■ Entries from a dataset ■

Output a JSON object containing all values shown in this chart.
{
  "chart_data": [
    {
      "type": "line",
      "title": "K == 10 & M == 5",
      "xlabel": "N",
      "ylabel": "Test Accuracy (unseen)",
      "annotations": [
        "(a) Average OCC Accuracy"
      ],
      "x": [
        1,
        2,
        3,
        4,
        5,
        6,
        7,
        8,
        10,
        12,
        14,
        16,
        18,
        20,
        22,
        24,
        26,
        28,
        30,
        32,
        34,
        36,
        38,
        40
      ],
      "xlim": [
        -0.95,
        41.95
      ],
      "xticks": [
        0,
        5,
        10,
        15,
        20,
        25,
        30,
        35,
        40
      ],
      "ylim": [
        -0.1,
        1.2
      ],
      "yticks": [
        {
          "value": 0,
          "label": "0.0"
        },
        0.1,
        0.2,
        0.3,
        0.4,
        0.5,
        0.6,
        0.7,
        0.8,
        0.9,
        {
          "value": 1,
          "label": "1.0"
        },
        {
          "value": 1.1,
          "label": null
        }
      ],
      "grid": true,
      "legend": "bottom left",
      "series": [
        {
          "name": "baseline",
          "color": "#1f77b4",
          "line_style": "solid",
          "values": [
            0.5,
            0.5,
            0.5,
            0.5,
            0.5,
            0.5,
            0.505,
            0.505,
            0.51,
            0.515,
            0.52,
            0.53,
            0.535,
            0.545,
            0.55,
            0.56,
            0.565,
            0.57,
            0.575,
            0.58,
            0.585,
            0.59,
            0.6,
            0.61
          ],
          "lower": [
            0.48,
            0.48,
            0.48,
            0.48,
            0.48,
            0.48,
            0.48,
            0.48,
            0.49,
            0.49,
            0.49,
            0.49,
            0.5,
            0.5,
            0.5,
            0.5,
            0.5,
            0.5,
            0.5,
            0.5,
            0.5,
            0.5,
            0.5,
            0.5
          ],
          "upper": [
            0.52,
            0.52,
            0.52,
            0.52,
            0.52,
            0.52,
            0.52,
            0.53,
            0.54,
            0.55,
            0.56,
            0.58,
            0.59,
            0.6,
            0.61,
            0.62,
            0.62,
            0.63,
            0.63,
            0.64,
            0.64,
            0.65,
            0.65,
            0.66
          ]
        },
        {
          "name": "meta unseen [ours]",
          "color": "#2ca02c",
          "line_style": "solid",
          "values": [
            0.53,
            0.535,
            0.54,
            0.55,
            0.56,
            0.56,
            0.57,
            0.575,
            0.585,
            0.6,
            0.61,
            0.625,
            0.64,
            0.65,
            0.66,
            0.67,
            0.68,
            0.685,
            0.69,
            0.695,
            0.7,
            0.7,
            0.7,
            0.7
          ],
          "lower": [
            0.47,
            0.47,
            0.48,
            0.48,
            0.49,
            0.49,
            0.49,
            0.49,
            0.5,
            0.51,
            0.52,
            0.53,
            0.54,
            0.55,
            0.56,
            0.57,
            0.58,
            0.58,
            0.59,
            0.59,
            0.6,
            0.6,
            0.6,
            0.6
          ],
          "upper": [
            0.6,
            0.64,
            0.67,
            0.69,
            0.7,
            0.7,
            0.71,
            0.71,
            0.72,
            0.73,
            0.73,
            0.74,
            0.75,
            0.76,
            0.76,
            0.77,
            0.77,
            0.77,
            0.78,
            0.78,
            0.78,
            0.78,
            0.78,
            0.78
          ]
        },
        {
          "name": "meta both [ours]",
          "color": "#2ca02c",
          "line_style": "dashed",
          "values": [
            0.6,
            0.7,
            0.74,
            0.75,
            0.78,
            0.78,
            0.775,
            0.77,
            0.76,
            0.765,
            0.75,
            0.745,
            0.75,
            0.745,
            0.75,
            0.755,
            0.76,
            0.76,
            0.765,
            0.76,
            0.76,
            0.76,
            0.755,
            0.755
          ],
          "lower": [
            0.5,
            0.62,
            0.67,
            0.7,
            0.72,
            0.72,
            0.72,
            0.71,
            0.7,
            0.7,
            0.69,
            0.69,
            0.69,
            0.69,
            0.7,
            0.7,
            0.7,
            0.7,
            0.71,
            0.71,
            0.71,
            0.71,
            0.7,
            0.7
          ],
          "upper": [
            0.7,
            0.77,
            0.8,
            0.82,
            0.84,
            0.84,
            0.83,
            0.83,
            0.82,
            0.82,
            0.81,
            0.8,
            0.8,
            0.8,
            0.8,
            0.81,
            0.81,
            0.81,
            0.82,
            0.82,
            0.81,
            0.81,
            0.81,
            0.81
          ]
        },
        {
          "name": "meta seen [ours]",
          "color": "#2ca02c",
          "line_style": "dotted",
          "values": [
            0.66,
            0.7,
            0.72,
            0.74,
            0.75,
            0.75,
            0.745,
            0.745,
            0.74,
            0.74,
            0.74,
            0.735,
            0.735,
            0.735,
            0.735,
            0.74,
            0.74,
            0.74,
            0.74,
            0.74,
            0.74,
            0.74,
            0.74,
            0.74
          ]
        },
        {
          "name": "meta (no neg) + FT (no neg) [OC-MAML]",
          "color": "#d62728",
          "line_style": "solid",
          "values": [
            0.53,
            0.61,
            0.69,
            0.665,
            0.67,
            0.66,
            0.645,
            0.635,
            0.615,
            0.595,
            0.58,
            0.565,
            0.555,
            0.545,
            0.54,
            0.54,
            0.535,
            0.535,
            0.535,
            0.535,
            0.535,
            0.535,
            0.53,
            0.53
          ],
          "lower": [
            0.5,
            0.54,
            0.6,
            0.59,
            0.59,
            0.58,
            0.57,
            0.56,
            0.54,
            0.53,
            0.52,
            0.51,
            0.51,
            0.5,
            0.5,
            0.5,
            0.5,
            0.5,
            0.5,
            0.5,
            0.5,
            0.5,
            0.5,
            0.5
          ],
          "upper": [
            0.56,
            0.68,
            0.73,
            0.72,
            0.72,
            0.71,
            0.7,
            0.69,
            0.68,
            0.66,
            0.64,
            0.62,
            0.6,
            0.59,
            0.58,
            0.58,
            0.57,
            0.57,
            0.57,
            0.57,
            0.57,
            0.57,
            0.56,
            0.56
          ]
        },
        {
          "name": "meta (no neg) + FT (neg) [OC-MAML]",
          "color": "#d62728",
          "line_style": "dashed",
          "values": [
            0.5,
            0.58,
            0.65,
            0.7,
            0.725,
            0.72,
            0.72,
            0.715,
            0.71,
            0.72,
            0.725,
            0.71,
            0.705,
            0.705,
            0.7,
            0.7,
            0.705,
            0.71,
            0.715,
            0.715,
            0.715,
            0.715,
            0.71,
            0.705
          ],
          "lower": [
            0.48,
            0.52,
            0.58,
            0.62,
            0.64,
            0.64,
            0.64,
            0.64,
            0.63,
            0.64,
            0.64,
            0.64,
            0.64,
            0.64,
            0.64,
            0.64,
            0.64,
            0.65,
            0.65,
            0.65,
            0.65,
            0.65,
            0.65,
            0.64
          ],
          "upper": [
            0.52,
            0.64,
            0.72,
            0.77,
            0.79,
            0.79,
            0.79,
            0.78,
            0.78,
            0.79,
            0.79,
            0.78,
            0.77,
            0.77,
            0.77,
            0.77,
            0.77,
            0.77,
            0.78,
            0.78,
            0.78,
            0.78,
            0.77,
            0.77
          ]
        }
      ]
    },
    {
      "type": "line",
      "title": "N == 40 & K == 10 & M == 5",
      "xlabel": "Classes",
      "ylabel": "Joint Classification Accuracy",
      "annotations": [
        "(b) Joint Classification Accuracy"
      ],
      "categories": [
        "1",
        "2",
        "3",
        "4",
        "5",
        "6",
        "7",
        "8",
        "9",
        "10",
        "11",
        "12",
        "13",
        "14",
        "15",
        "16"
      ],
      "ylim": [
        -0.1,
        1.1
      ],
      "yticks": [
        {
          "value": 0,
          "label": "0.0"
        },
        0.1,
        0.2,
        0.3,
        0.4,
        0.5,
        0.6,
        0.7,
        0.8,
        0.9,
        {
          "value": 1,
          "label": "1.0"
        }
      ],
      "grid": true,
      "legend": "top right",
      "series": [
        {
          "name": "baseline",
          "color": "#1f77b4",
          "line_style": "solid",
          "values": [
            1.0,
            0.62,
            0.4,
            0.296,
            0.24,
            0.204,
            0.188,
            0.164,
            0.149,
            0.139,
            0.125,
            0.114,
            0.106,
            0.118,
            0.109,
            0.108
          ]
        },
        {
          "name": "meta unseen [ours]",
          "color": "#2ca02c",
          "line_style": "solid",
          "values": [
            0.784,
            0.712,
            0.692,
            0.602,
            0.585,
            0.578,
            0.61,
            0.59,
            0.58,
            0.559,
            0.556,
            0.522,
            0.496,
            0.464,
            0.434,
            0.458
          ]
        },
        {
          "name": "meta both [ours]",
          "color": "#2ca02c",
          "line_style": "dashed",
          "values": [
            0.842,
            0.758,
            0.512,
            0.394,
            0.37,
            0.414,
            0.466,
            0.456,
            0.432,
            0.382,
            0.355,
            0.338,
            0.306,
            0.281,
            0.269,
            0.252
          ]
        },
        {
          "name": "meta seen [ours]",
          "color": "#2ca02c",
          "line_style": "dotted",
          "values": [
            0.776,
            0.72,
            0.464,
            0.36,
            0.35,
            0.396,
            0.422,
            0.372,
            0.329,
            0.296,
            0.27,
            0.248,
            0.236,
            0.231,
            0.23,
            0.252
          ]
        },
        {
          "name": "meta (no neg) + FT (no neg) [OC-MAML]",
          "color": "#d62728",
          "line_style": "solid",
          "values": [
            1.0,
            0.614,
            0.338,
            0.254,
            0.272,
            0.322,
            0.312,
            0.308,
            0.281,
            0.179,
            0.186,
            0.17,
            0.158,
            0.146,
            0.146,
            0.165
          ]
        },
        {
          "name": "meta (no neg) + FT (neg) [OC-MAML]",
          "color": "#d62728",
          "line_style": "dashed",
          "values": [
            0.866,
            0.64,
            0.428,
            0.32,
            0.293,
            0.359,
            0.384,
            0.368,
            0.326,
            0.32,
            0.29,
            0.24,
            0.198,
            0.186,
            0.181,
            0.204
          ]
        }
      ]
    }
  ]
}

■ Set exercise ■
In the entries above, find every line with the word "Joint" and list it.

■ Complete answer ■
      "ylabel": "Joint Classification Accuracy",
        "(b) Joint Classification Accuracy"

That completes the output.